§ **PROBLEM REQUIREMENTS**
Any picture among the records should be left out, please; retype the rest exactly.
● ● ● ● ●
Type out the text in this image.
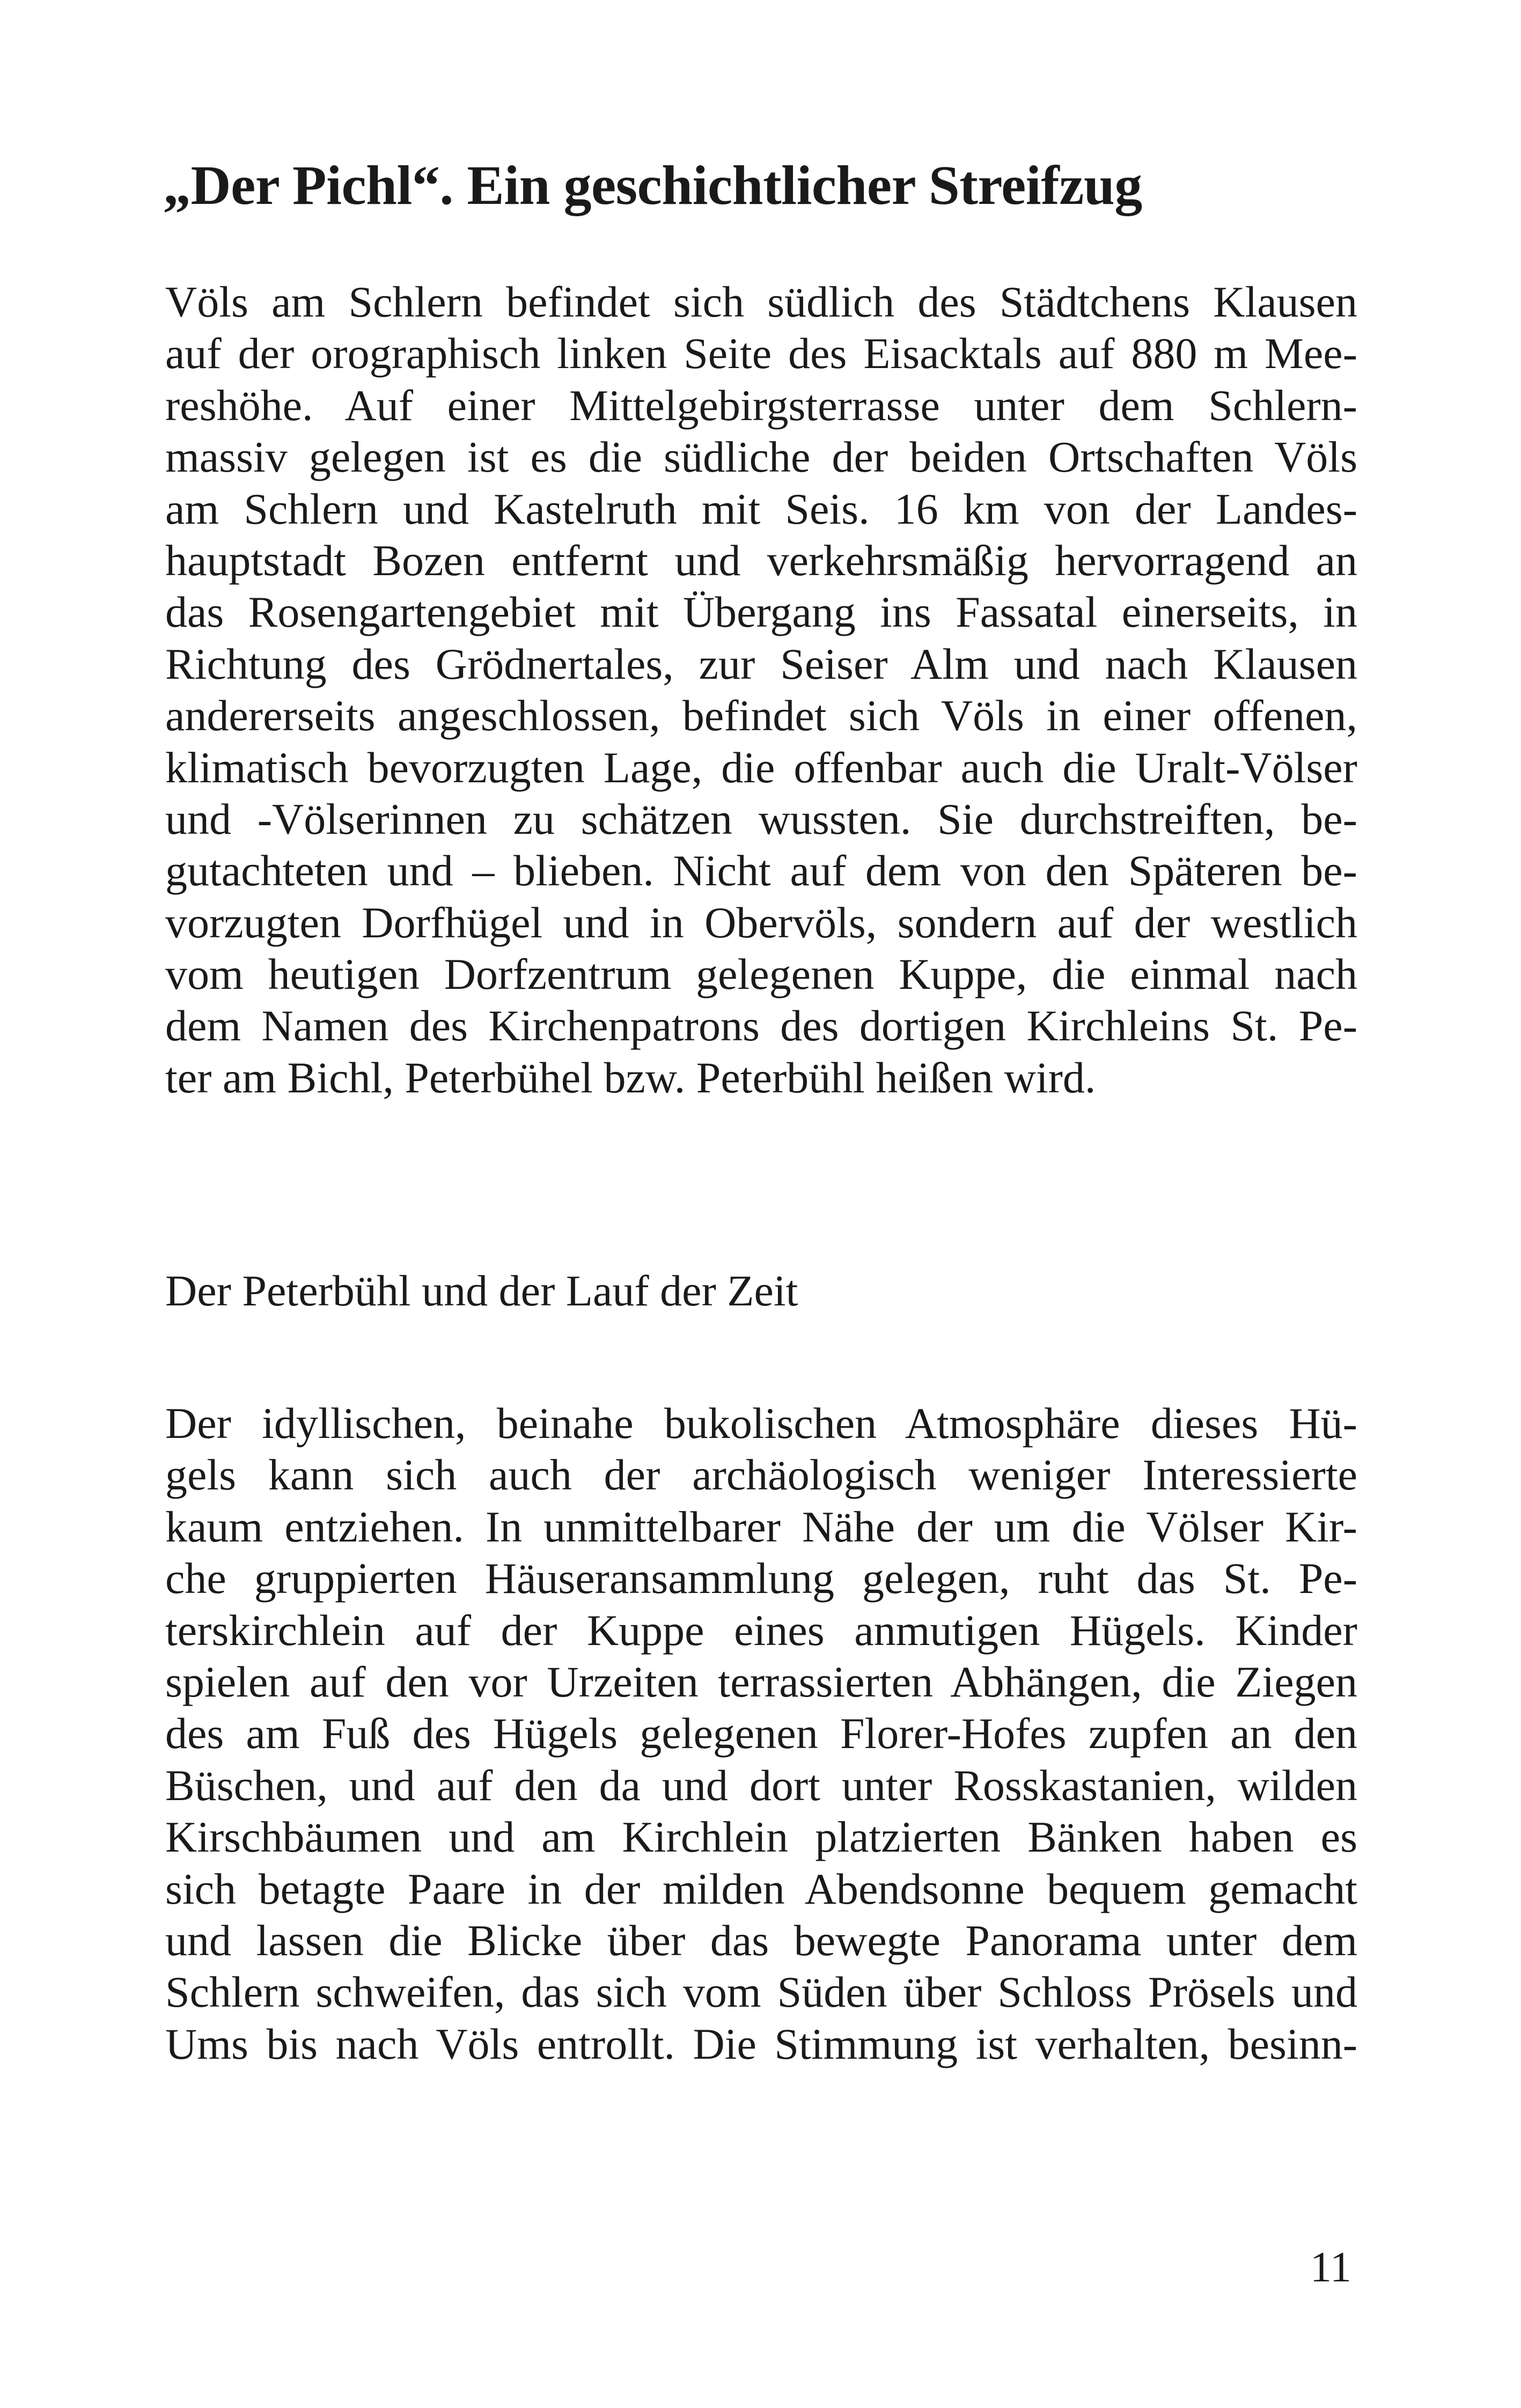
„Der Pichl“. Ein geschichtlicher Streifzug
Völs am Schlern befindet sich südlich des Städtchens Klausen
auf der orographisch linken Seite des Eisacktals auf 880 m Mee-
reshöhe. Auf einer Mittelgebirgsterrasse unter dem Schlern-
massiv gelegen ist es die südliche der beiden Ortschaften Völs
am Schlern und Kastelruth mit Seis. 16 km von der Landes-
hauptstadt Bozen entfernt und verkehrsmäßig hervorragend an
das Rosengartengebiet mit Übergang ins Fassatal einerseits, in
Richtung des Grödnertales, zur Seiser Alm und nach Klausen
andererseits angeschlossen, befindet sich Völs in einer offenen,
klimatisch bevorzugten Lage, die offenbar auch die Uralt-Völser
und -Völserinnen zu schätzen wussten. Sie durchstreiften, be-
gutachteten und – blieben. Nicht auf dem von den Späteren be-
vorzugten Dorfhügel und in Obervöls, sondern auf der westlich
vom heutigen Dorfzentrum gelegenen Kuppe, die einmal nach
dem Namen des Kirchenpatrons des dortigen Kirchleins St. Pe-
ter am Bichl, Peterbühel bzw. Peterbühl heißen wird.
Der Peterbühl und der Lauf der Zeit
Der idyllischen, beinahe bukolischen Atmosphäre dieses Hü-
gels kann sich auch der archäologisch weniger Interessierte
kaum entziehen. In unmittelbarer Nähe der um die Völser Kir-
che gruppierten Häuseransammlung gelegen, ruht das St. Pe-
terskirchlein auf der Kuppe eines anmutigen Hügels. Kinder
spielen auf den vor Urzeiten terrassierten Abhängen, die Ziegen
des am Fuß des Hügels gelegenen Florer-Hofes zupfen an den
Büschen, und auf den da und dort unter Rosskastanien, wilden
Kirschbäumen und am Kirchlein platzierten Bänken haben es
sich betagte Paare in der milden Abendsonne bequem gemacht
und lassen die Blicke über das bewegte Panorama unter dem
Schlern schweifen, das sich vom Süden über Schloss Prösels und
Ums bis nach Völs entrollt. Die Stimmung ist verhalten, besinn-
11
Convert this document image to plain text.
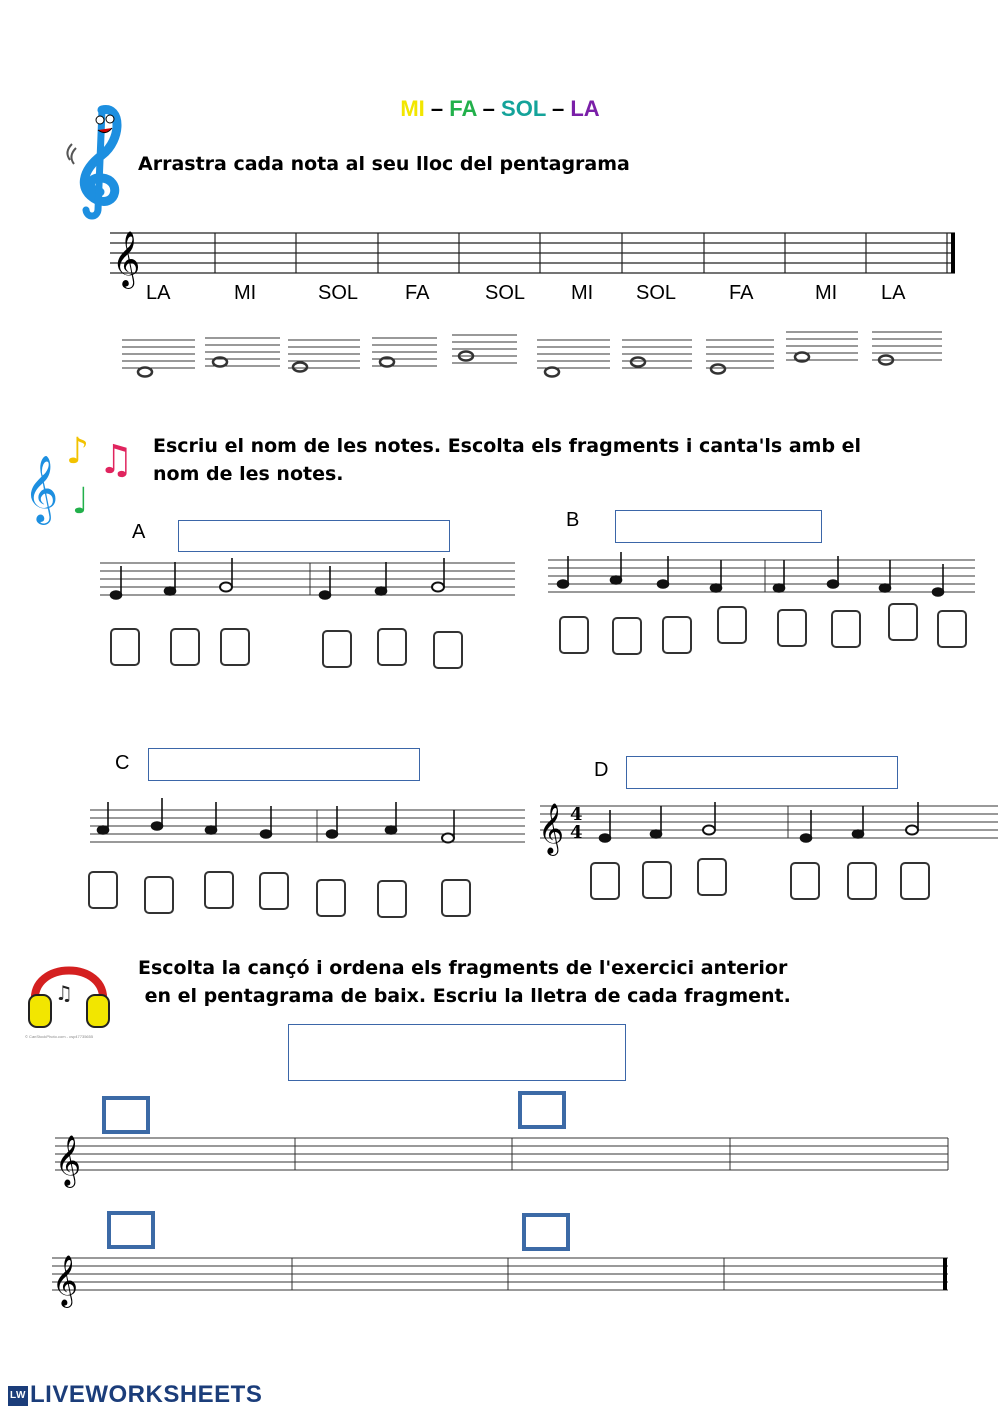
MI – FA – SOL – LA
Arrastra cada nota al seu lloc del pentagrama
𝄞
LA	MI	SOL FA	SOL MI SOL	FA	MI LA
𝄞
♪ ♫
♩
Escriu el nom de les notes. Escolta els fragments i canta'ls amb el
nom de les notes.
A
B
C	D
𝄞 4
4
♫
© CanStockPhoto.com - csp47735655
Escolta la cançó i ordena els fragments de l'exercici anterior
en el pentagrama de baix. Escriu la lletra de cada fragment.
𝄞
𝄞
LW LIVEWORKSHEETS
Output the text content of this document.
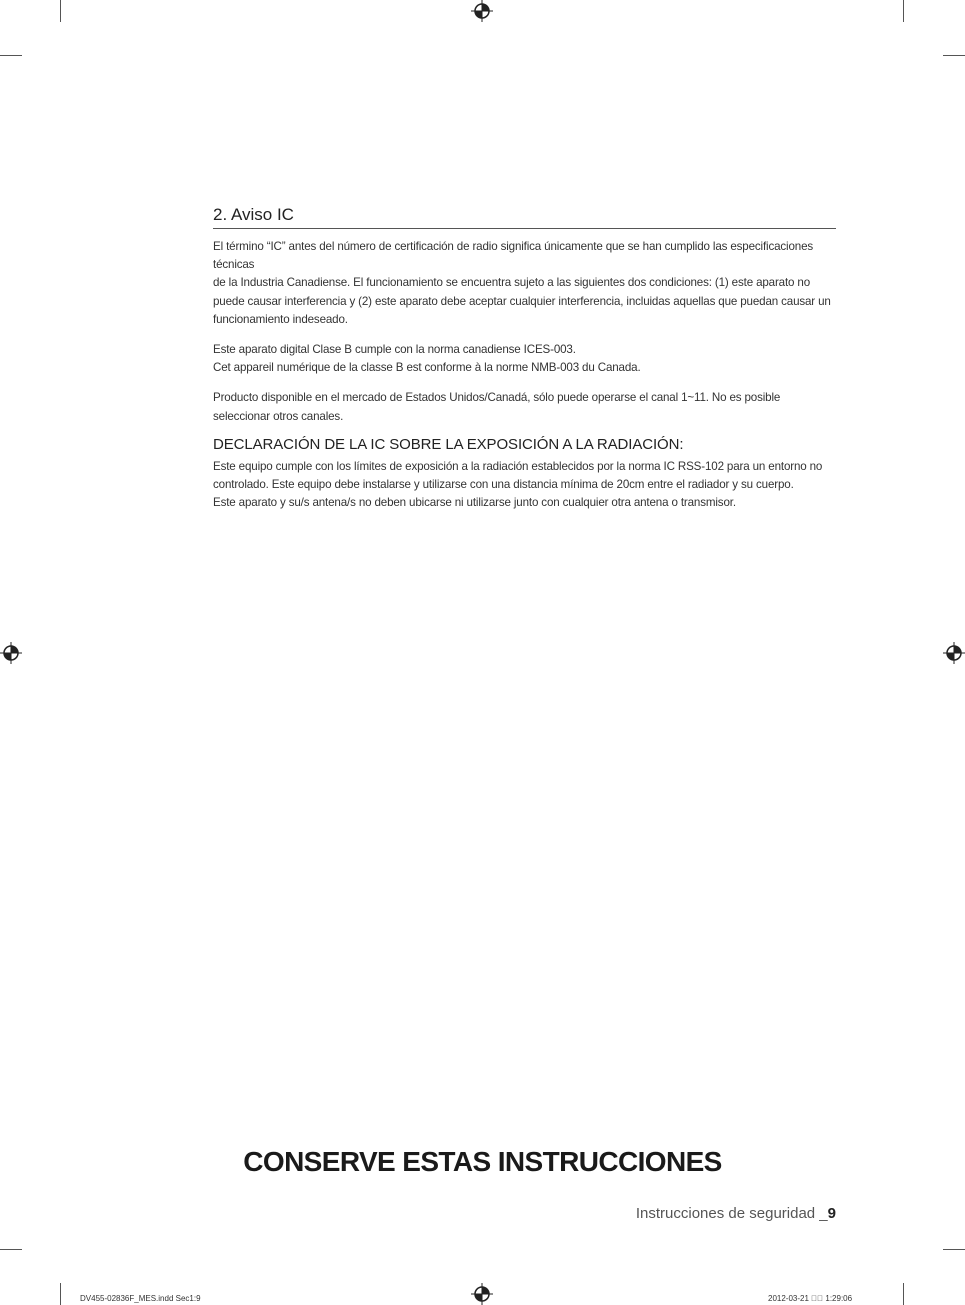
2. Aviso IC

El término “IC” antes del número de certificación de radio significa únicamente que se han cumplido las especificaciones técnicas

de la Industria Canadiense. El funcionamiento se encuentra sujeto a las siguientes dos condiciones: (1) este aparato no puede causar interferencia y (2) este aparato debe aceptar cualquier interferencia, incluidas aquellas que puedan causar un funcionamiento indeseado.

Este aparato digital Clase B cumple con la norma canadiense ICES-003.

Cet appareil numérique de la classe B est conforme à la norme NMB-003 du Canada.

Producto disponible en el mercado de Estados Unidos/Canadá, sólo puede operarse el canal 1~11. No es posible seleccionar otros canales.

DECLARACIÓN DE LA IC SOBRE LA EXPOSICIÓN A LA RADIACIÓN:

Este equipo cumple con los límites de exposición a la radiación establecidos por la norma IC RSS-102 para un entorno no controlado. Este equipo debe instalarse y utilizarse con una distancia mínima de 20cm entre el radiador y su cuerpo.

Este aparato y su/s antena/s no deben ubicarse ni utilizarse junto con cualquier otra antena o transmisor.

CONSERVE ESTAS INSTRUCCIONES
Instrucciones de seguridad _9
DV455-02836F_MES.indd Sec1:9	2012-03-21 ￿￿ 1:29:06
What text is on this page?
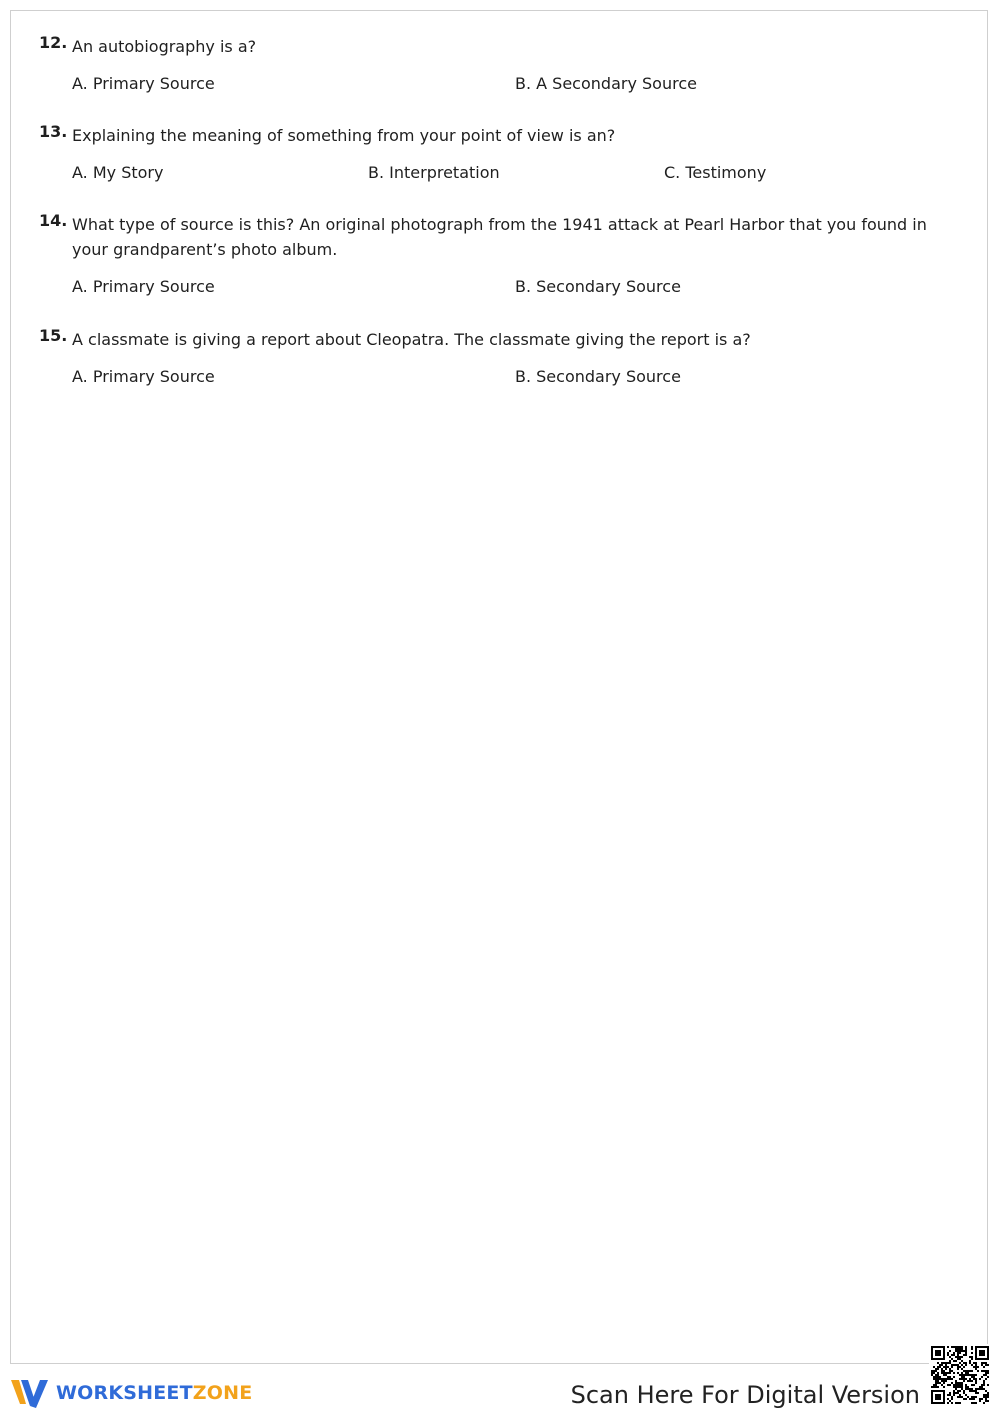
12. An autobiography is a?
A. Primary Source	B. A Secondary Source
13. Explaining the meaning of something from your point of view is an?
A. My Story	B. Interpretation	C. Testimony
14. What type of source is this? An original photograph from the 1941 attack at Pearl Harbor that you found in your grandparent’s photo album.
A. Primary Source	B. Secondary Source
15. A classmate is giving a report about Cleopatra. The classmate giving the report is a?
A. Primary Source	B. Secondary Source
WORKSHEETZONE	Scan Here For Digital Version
● ● ● ● ●
§ **TASK RESULT**
Type out the text in this image.
„Der Pichl“. Ein geschichtlicher Streifzug
Völs am Schlern befindet sich südlich des Städtchens Klausen
auf der orographisch linken Seite des Eisacktals auf 880 m Mee-
reshöhe. Auf einer Mittelgebirgsterrasse unter dem Schlern-
massiv gelegen ist es die südliche der beiden Ortschaften Völs
am Schlern und Kastelruth mit Seis. 16 km von der Landes-
hauptstadt Bozen entfernt und verkehrsmäßig hervorragend an
das Rosengartengebiet mit Übergang ins Fassatal einerseits, in
Richtung des Grödnertales, zur Seiser Alm und nach Klausen
andererseits angeschlossen, befindet sich Völs in einer offenen,
klimatisch bevorzugten Lage, die offenbar auch die Uralt-Völser
und -Völserinnen zu schätzen wussten. Sie durchstreiften, be-
gutachteten und – blieben. Nicht auf dem von den Späteren be-
vorzugten Dorfhügel und in Obervöls, sondern auf der westlich
vom heutigen Dorfzentrum gelegenen Kuppe, die einmal nach
dem Namen des Kirchenpatrons des dortigen Kirchleins St. Pe-
ter am Bichl, Peterbühel bzw. Peterbühl heißen wird.
Der Peterbühl und der Lauf der Zeit
Der idyllischen, beinahe bukolischen Atmosphäre dieses Hü-
gels kann sich auch der archäologisch weniger Interessierte
kaum entziehen. In unmittelbarer Nähe der um die Völser Kir-
che gruppierten Häuseransammlung gelegen, ruht das St. Pe-
terskirchlein auf der Kuppe eines anmutigen Hügels. Kinder
spielen auf den vor Urzeiten terrassierten Abhängen, die Ziegen
des am Fuß des Hügels gelegenen Florer-Hofes zupfen an den
Büschen, und auf den da und dort unter Rosskastanien, wilden
Kirschbäumen und am Kirchlein platzierten Bänken haben es
sich betagte Paare in der milden Abendsonne bequem gemacht
und lassen die Blicke über das bewegte Panorama unter dem
Schlern schweifen, das sich vom Süden über Schloss Prösels und
Ums bis nach Völs entrollt. Die Stimmung ist verhalten, besinn-
11
Convert this document image to plain text.
MI – FA – SOL – LA
Arrastra cada nota al seu lloc del pentagrama
𝄞
LA	MI	SOL FA	SOL MI SOL	FA	MI LA
𝄞
♪ ♫
♩
Escriu el nom de les notes. Escolta els fragments i canta'ls amb el
nom de les notes.
A
B
C	D
𝄞 4
4
♫
© CanStockPhoto.com - csp47735655
Escolta la cançó i ordena els fragments de l'exercici anterior
en el pentagrama de baix. Escriu la lletra de cada fragment.
𝄞
𝄞
LW LIVEWORKSHEETS
Output the text content of this document.
2. Aviso IC

El término “IC” antes del número de certificación de radio significa únicamente que se han cumplido las especificaciones técnicas

de la Industria Canadiense. El funcionamiento se encuentra sujeto a las siguientes dos condiciones: (1) este aparato no puede causar interferencia y (2) este aparato debe aceptar cualquier interferencia, incluidas aquellas que puedan causar un funcionamiento indeseado.

Este aparato digital Clase B cumple con la norma canadiense ICES-003.

Cet appareil numérique de la classe B est conforme à la norme NMB-003 du Canada.

Producto disponible en el mercado de Estados Unidos/Canadá, sólo puede operarse el canal 1~11. No es posible seleccionar otros canales.

DECLARACIÓN DE LA IC SOBRE LA EXPOSICIÓN A LA RADIACIÓN:

Este equipo cumple con los límites de exposición a la radiación establecidos por la norma IC RSS-102 para un entorno no controlado. Este equipo debe instalarse y utilizarse con una distancia mínima de 20cm entre el radiador y su cuerpo.

Este aparato y su/s antena/s no deben ubicarse ni utilizarse junto con cualquier otra antena o transmisor.

CONSERVE ESTAS INSTRUCCIONES
Instrucciones de seguridad _9
DV455-02836F_MES.indd Sec1:9	2012-03-21 ￿￿ 1:29:06
What text is on this page?
12. An autobiography is a?
A. Primary Source	B. A Secondary Source
13. Explaining the meaning of something from your point of view is an?
A. My Story	B. Interpretation	C. Testimony
14. What type of source is this? An original photograph from the 1941 attack at Pearl Harbor that you found in your grandparent’s photo album.
A. Primary Source	B. Secondary Source
15. A classmate is giving a report about Cleopatra. The classmate giving the report is a?
A. Primary Source	B. Secondary Source
WORKSHEETZONE	Scan Here For Digital Version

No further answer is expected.